## Stated problem
Please give the count of lines holding the string "Volumen" and nothing besides.

————

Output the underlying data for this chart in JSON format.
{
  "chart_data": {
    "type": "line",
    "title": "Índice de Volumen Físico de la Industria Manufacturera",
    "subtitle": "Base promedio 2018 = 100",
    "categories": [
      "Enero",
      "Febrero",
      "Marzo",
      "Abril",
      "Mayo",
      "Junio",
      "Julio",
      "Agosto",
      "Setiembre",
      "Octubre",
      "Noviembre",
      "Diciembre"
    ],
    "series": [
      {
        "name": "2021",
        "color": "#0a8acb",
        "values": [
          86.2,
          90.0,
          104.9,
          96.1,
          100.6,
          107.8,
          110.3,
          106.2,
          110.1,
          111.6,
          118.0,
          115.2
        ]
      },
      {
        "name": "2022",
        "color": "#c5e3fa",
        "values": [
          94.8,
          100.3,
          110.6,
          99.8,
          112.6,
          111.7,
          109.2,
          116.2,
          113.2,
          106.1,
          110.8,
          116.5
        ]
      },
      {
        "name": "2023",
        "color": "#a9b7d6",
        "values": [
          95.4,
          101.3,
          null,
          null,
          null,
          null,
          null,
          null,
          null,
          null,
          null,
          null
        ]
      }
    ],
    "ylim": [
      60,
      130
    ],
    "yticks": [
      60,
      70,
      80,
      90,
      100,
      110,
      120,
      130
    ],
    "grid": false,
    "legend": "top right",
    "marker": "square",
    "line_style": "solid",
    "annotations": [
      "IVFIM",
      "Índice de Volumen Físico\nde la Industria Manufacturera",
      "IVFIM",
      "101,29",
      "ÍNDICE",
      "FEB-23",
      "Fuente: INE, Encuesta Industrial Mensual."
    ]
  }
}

————

## Solution to this problem
2